start MATERIAL
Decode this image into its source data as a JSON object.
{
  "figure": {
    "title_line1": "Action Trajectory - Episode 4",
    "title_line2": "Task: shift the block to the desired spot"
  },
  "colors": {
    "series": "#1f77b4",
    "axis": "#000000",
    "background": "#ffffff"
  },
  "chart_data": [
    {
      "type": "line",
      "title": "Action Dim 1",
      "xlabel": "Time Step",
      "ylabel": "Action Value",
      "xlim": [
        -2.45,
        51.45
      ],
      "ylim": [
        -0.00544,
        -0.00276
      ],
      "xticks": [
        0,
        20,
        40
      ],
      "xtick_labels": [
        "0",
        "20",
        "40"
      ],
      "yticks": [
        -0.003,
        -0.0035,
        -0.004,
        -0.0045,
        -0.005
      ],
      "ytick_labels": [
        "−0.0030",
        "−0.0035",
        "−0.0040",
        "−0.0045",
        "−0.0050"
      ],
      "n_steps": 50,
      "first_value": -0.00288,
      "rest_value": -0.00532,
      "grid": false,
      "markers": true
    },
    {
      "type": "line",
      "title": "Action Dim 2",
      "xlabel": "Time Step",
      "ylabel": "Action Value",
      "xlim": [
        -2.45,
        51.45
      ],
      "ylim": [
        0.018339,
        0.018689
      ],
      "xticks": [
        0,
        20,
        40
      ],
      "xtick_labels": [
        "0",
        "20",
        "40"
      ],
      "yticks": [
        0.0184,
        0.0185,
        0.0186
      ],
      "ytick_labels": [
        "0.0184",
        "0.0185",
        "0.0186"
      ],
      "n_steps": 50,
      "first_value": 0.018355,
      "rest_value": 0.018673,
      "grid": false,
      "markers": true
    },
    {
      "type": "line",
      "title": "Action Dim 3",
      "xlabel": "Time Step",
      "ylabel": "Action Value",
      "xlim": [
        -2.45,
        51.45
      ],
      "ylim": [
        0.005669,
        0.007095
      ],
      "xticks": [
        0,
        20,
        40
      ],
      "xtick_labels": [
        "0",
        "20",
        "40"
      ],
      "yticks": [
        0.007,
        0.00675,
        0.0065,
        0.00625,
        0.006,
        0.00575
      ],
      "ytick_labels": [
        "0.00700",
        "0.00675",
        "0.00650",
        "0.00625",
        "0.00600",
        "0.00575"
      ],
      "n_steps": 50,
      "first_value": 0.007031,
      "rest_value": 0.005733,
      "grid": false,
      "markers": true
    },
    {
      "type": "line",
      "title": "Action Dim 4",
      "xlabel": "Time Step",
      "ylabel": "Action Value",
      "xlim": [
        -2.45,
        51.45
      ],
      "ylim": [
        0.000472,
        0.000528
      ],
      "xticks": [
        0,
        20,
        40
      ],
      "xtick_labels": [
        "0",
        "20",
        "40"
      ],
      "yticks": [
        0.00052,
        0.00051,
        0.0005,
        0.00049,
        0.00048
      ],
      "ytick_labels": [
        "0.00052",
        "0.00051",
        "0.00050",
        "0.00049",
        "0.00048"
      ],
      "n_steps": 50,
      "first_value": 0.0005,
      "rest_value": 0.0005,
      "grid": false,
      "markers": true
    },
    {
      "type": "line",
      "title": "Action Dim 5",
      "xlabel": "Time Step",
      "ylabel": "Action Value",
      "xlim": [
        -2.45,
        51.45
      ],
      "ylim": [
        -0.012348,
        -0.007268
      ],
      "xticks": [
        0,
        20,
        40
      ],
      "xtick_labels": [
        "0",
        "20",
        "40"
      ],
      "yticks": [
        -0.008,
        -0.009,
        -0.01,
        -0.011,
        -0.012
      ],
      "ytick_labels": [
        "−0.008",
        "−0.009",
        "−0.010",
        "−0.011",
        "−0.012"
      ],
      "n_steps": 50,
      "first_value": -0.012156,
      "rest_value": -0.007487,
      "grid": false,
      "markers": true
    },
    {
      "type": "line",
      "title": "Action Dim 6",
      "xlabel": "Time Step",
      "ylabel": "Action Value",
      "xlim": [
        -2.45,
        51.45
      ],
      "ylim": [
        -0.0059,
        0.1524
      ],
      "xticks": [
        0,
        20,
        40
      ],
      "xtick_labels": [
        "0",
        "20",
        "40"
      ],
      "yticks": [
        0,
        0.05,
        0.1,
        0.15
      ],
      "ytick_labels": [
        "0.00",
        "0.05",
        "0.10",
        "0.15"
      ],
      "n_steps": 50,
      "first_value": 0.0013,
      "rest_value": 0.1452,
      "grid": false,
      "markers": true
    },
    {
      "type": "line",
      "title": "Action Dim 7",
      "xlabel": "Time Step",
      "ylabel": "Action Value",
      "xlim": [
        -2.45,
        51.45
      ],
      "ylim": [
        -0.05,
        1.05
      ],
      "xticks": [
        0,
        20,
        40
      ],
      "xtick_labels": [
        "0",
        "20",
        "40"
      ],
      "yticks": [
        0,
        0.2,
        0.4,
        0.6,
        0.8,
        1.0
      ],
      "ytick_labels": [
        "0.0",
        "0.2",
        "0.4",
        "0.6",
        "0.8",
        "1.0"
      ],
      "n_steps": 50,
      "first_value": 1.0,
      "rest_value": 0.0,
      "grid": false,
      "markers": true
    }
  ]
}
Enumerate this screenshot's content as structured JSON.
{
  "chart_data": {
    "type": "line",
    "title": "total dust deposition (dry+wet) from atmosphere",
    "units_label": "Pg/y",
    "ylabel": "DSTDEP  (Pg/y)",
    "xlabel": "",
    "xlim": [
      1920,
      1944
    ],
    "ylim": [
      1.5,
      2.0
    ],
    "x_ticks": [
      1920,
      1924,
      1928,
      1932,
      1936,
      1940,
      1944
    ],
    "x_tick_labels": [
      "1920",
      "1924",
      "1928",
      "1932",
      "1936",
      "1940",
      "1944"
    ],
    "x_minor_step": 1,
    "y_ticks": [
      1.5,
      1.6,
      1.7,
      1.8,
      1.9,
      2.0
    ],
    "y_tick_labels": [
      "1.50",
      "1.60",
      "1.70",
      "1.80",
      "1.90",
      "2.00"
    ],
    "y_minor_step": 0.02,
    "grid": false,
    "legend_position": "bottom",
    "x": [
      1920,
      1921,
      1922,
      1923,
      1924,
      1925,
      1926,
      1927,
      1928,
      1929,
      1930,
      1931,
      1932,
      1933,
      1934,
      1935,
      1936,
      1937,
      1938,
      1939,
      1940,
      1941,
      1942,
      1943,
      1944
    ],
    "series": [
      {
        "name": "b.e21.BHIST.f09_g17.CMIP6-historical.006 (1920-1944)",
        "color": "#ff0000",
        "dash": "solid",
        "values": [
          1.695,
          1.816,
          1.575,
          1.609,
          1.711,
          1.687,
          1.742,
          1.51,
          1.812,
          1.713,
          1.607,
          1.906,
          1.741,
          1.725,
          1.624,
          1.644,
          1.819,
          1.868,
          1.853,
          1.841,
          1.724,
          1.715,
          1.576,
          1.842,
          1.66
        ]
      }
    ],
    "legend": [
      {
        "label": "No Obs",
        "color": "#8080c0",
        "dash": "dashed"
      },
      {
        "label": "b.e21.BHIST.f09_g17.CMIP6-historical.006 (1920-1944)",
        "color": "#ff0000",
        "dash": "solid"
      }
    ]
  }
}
end MATERIAL
TASK REQUIREMENTS: Can you give every line above again, exactly as written?

EXPECTED ANSWER:
Decode this image into its source data as a JSON object.
{
  "figure": {
    "title_line1": "Action Trajectory - Episode 4",
    "title_line2": "Task: shift the block to the desired spot"
  },
  "colors": {
    "series": "#1f77b4",
    "axis": "#000000",
    "background": "#ffffff"
  },
  "chart_data": [
    {
      "type": "line",
      "title": "Action Dim 1",
      "xlabel": "Time Step",
      "ylabel": "Action Value",
      "xlim": [
        -2.45,
        51.45
      ],
      "ylim": [
        -0.00544,
        -0.00276
      ],
      "xticks": [
        0,
        20,
        40
      ],
      "xtick_labels": [
        "0",
        "20",
        "40"
      ],
      "yticks": [
        -0.003,
        -0.0035,
        -0.004,
        -0.0045,
        -0.005
      ],
      "ytick_labels": [
        "−0.0030",
        "−0.0035",
        "−0.0040",
        "−0.0045",
        "−0.0050"
      ],
      "n_steps": 50,
      "first_value": -0.00288,
      "rest_value": -0.00532,
      "grid": false,
      "markers": true
    },
    {
      "type": "line",
      "title": "Action Dim 2",
      "xlabel": "Time Step",
      "ylabel": "Action Value",
      "xlim": [
        -2.45,
        51.45
      ],
      "ylim": [
        0.018339,
        0.018689
      ],
      "xticks": [
        0,
        20,
        40
      ],
      "xtick_labels": [
        "0",
        "20",
        "40"
      ],
      "yticks": [
        0.0184,
        0.0185,
        0.0186
      ],
      "ytick_labels": [
        "0.0184",
        "0.0185",
        "0.0186"
      ],
      "n_steps": 50,
      "first_value": 0.018355,
      "rest_value": 0.018673,
      "grid": false,
      "markers": true
    },
    {
      "type": "line",
      "title": "Action Dim 3",
      "xlabel": "Time Step",
      "ylabel": "Action Value",
      "xlim": [
        -2.45,
        51.45
      ],
      "ylim": [
        0.005669,
        0.007095
      ],
      "xticks": [
        0,
        20,
        40
      ],
      "xtick_labels": [
        "0",
        "20",
        "40"
      ],
      "yticks": [
        0.007,
        0.00675,
        0.0065,
        0.00625,
        0.006,
        0.00575
      ],
      "ytick_labels": [
        "0.00700",
        "0.00675",
        "0.00650",
        "0.00625",
        "0.00600",
        "0.00575"
      ],
      "n_steps": 50,
      "first_value": 0.007031,
      "rest_value": 0.005733,
      "grid": false,
      "markers": true
    },
    {
      "type": "line",
      "title": "Action Dim 4",
      "xlabel": "Time Step",
      "ylabel": "Action Value",
      "xlim": [
        -2.45,
        51.45
      ],
      "ylim": [
        0.000472,
        0.000528
      ],
      "xticks": [
        0,
        20,
        40
      ],
      "xtick_labels": [
        "0",
        "20",
        "40"
      ],
      "yticks": [
        0.00052,
        0.00051,
        0.0005,
        0.00049,
        0.00048
      ],
      "ytick_labels": [
        "0.00052",
        "0.00051",
        "0.00050",
        "0.00049",
        "0.00048"
      ],
      "n_steps": 50,
      "first_value": 0.0005,
      "rest_value": 0.0005,
      "grid": false,
      "markers": true
    },
    {
      "type": "line",
      "title": "Action Dim 5",
      "xlabel": "Time Step",
      "ylabel": "Action Value",
      "xlim": [
        -2.45,
        51.45
      ],
      "ylim": [
        -0.012348,
        -0.007268
      ],
      "xticks": [
        0,
        20,
        40
      ],
      "xtick_labels": [
        "0",
        "20",
        "40"
      ],
      "yticks": [
        -0.008,
        -0.009,
        -0.01,
        -0.011,
        -0.012
      ],
      "ytick_labels": [
        "−0.008",
        "−0.009",
        "−0.010",
        "−0.011",
        "−0.012"
      ],
      "n_steps": 50,
      "first_value": -0.012156,
      "rest_value": -0.007487,
      "grid": false,
      "markers": true
    },
    {
      "type": "line",
      "title": "Action Dim 6",
      "xlabel": "Time Step",
      "ylabel": "Action Value",
      "xlim": [
        -2.45,
        51.45
      ],
      "ylim": [
        -0.0059,
        0.1524
      ],
      "xticks": [
        0,
        20,
        40
      ],
      "xtick_labels": [
        "0",
        "20",
        "40"
      ],
      "yticks": [
        0,
        0.05,
        0.1,
        0.15
      ],
      "ytick_labels": [
        "0.00",
        "0.05",
        "0.10",
        "0.15"
      ],
      "n_steps": 50,
      "first_value": 0.0013,
      "rest_value": 0.1452,
      "grid": false,
      "markers": true
    },
    {
      "type": "line",
      "title": "Action Dim 7",
      "xlabel": "Time Step",
      "ylabel": "Action Value",
      "xlim": [
        -2.45,
        51.45
      ],
      "ylim": [
        -0.05,
        1.05
      ],
      "xticks": [
        0,
        20,
        40
      ],
      "xtick_labels": [
        "0",
        "20",
        "40"
      ],
      "yticks": [
        0,
        0.2,
        0.4,
        0.6,
        0.8,
        1.0
      ],
      "ytick_labels": [
        "0.0",
        "0.2",
        "0.4",
        "0.6",
        "0.8",
        "1.0"
      ],
      "n_steps": 50,
      "first_value": 1.0,
      "rest_value": 0.0,
      "grid": false,
      "markers": true
    }
  ]
}
Enumerate this screenshot's content as structured JSON.
{
  "chart_data": {
    "type": "line",
    "title": "total dust deposition (dry+wet) from atmosphere",
    "units_label": "Pg/y",
    "ylabel": "DSTDEP  (Pg/y)",
    "xlabel": "",
    "xlim": [
      1920,
      1944
    ],
    "ylim": [
      1.5,
      2.0
    ],
    "x_ticks": [
      1920,
      1924,
      1928,
      1932,
      1936,
      1940,
      1944
    ],
    "x_tick_labels": [
      "1920",
      "1924",
      "1928",
      "1932",
      "1936",
      "1940",
      "1944"
    ],
    "x_minor_step": 1,
    "y_ticks": [
      1.5,
      1.6,
      1.7,
      1.8,
      1.9,
      2.0
    ],
    "y_tick_labels": [
      "1.50",
      "1.60",
      "1.70",
      "1.80",
      "1.90",
      "2.00"
    ],
    "y_minor_step": 0.02,
    "grid": false,
    "legend_position": "bottom",
    "x": [
      1920,
      1921,
      1922,
      1923,
      1924,
      1925,
      1926,
      1927,
      1928,
      1929,
      1930,
      1931,
      1932,
      1933,
      1934,
      1935,
      1936,
      1937,
      1938,
      1939,
      1940,
      1941,
      1942,
      1943,
      1944
    ],
    "series": [
      {
        "name": "b.e21.BHIST.f09_g17.CMIP6-historical.006 (1920-1944)",
        "color": "#ff0000",
        "dash": "solid",
        "values": [
          1.695,
          1.816,
          1.575,
          1.609,
          1.711,
          1.687,
          1.742,
          1.51,
          1.812,
          1.713,
          1.607,
          1.906,
          1.741,
          1.725,
          1.624,
          1.644,
          1.819,
          1.868,
          1.853,
          1.841,
          1.724,
          1.715,
          1.576,
          1.842,
          1.66
        ]
      }
    ],
    "legend": [
      {
        "label": "No Obs",
        "color": "#8080c0",
        "dash": "dashed"
      },
      {
        "label": "b.e21.BHIST.f09_g17.CMIP6-historical.006 (1920-1944)",
        "color": "#ff0000",
        "dash": "solid"
      }
    ]
  }
}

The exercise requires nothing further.